Exercise requirements:
Can you copy out, word for word, the lines of the records below, starting at the line that contains "event-label: Event: <box>266" and ending at the line that contains "new-value: DRAFT <box>1114 521 1662 557</box>", with both of those lines included?

....................

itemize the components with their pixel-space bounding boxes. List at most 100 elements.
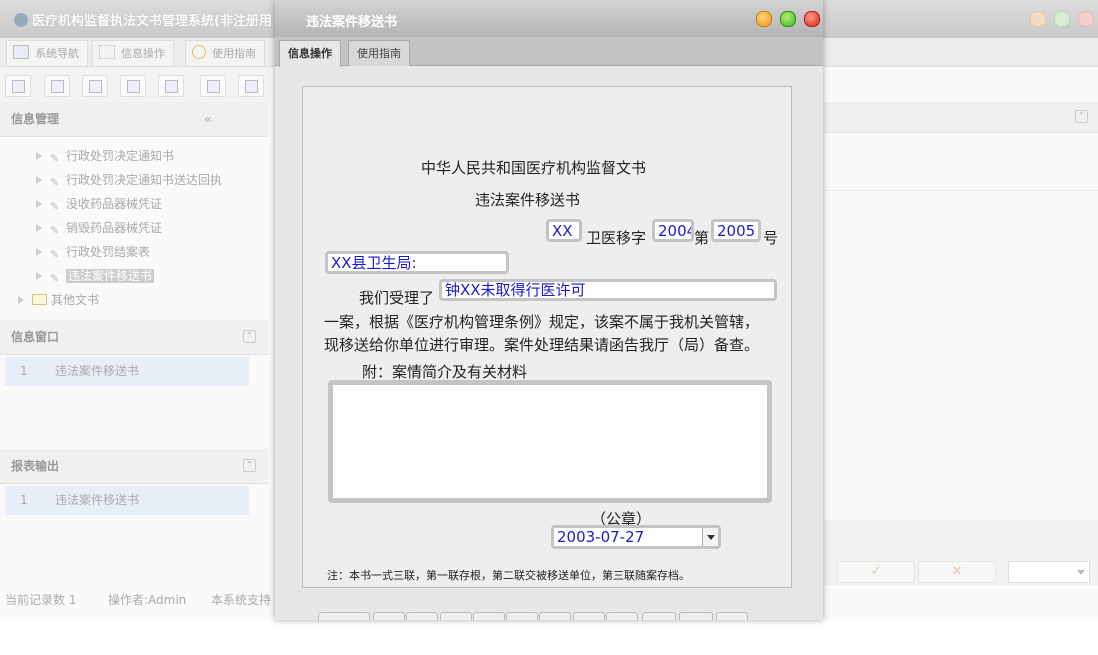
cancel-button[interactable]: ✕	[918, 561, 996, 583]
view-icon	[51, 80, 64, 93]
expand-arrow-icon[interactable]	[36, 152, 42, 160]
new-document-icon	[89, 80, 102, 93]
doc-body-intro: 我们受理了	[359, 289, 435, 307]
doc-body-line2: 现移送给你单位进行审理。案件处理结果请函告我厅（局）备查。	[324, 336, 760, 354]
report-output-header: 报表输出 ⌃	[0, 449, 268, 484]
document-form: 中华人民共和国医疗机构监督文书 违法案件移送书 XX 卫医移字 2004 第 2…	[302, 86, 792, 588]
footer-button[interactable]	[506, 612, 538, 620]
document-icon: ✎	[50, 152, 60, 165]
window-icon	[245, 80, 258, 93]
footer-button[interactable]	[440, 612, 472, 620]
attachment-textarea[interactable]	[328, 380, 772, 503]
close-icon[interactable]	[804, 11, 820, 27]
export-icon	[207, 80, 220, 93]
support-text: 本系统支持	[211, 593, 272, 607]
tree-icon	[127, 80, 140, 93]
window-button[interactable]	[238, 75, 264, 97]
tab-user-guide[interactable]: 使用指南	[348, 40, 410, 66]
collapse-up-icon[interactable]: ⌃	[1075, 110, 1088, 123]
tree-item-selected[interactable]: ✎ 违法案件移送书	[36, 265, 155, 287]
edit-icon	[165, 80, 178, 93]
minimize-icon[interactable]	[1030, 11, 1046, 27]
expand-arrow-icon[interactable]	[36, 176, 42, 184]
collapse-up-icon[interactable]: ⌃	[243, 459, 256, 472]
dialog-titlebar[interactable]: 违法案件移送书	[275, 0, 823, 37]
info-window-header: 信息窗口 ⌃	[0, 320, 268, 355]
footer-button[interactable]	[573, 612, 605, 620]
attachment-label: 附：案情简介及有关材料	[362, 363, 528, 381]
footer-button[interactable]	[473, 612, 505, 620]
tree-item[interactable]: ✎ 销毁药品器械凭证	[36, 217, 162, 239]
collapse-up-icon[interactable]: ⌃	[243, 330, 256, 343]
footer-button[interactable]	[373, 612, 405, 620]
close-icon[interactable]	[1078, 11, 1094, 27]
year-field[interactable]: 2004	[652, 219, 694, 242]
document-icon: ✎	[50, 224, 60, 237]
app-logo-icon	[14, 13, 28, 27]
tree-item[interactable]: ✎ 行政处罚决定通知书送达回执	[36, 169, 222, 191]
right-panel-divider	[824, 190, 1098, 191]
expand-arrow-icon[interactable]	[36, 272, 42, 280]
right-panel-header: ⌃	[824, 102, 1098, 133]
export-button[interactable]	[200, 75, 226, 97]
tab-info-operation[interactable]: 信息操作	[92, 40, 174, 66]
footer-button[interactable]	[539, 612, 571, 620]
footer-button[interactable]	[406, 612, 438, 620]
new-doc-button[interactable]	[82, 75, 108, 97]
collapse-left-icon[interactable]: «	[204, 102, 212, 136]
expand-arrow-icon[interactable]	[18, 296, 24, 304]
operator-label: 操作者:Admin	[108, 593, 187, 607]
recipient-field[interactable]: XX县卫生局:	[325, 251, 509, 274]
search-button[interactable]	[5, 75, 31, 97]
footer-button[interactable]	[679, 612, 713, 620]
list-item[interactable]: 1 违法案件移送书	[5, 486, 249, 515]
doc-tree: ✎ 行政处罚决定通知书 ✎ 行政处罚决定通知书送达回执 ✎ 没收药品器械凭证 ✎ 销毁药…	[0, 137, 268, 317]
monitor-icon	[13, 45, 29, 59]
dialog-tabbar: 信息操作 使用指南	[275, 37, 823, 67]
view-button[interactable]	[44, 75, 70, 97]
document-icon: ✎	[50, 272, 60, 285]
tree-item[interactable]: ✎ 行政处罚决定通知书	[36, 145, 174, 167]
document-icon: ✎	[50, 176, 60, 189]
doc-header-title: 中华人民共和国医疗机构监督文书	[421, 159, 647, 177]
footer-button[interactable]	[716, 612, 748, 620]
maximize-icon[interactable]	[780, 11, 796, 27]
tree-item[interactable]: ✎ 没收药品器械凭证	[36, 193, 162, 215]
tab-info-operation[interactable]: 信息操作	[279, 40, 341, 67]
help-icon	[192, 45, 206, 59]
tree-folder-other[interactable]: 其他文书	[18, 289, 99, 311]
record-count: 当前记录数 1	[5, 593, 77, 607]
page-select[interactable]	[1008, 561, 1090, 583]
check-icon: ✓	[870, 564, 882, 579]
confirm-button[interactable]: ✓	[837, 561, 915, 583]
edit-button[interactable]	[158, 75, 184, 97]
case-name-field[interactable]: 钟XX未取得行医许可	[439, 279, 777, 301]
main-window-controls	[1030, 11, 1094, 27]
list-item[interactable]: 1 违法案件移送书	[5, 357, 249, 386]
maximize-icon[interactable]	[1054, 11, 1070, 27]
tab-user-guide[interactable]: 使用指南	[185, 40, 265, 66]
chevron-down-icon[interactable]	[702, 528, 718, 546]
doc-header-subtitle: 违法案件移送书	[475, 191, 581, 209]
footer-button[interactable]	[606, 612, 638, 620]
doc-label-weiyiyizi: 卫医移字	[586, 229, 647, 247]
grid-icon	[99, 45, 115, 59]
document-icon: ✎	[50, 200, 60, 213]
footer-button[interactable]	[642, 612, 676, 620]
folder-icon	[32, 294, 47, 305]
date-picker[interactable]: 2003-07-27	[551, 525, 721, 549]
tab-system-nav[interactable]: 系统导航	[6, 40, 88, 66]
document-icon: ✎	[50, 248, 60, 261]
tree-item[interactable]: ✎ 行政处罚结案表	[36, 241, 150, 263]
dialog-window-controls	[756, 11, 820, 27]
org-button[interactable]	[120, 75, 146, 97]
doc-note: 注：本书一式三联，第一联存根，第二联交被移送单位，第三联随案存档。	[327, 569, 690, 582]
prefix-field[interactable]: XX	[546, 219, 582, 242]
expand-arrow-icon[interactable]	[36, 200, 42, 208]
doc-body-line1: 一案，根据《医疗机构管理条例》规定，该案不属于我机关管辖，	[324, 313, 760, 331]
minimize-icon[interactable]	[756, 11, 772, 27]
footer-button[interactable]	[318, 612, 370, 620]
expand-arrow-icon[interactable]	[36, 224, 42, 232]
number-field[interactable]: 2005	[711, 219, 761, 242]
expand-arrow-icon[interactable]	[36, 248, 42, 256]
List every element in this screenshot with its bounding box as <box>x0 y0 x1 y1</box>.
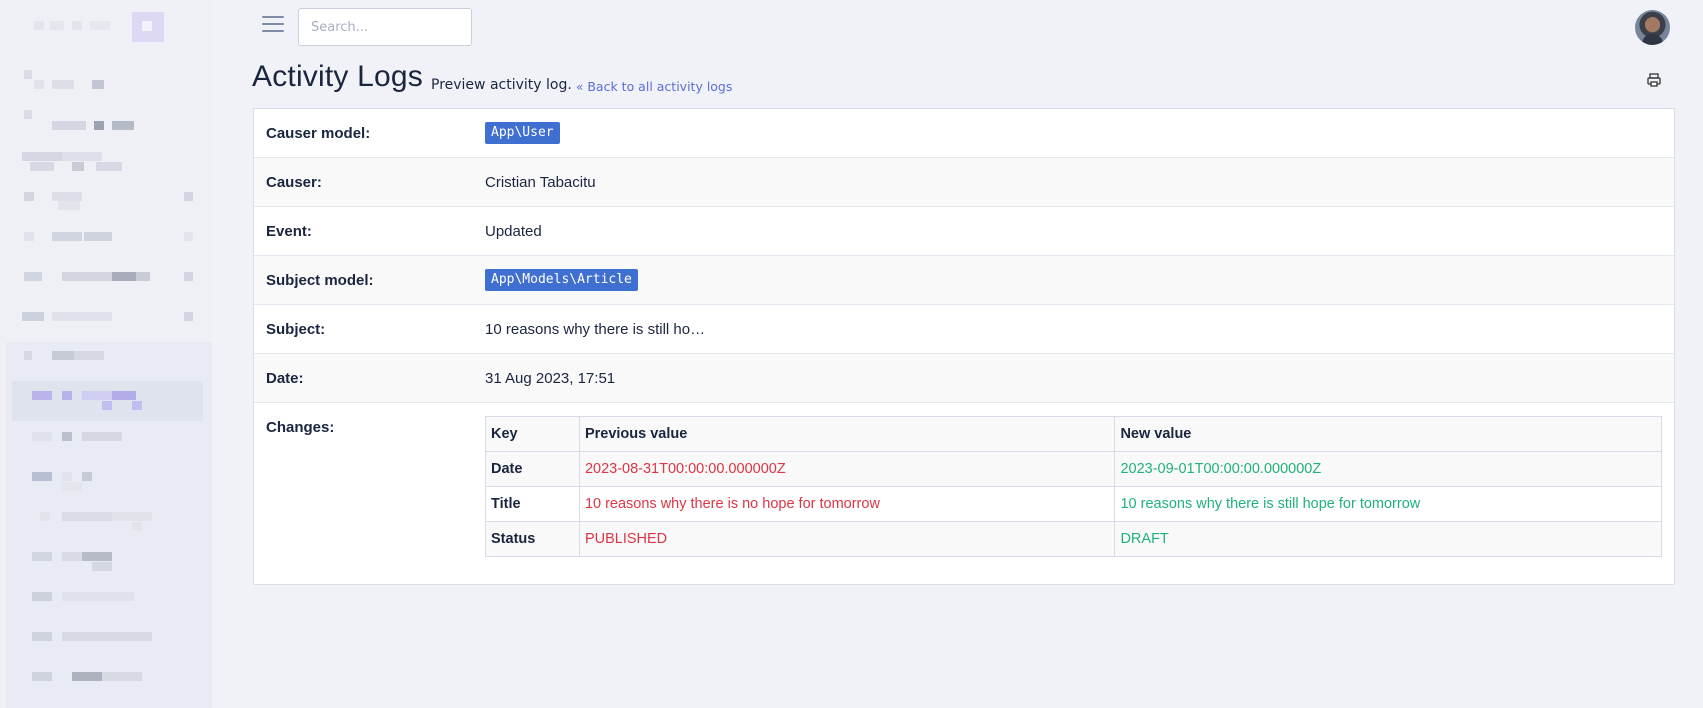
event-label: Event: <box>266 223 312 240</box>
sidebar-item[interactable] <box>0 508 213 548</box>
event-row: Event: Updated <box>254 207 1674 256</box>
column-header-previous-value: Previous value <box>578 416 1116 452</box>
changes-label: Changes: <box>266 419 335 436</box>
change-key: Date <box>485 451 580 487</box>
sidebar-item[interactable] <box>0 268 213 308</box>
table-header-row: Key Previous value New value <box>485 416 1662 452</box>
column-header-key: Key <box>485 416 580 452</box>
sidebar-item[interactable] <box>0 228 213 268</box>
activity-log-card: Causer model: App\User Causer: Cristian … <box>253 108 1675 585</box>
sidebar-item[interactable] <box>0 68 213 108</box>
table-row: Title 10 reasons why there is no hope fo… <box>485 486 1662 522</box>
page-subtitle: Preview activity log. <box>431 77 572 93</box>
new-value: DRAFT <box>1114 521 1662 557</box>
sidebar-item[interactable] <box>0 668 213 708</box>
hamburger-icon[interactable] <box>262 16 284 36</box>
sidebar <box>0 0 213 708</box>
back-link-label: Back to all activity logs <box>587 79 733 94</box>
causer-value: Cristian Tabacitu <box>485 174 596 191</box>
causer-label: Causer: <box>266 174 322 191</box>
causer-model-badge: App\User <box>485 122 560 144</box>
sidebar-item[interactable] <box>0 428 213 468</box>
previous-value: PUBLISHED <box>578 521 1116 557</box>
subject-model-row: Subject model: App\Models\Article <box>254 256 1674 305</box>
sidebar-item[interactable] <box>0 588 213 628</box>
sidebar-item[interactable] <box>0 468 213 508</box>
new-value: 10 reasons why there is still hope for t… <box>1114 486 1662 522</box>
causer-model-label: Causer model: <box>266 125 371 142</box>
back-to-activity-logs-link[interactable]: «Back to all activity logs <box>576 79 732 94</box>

....................

Result of the task:
event-label: Event: <box>266 223 312 240</box>
sidebar-item[interactable] <box>0 508 213 548</box>
event-row: Event: Updated <box>254 207 1674 256</box>
column-header-previous-value: Previous value <box>578 416 1116 452</box>
changes-label: Changes: <box>266 419 335 436</box>
change-key: Date <box>485 451 580 487</box>
sidebar-item[interactable] <box>0 268 213 308</box>
table-header-row: Key Previous value New value <box>485 416 1662 452</box>
column-header-key: Key <box>485 416 580 452</box>
sidebar-item[interactable] <box>0 228 213 268</box>
activity-log-card: Causer model: App\User Causer: Cristian … <box>253 108 1675 585</box>
sidebar-item[interactable] <box>0 68 213 108</box>
table-row: Title 10 reasons why there is no hope fo… <box>485 486 1662 522</box>
page-subtitle: Preview activity log. <box>431 77 572 93</box>
new-value: DRAFT <box>1114 521 1662 557</box>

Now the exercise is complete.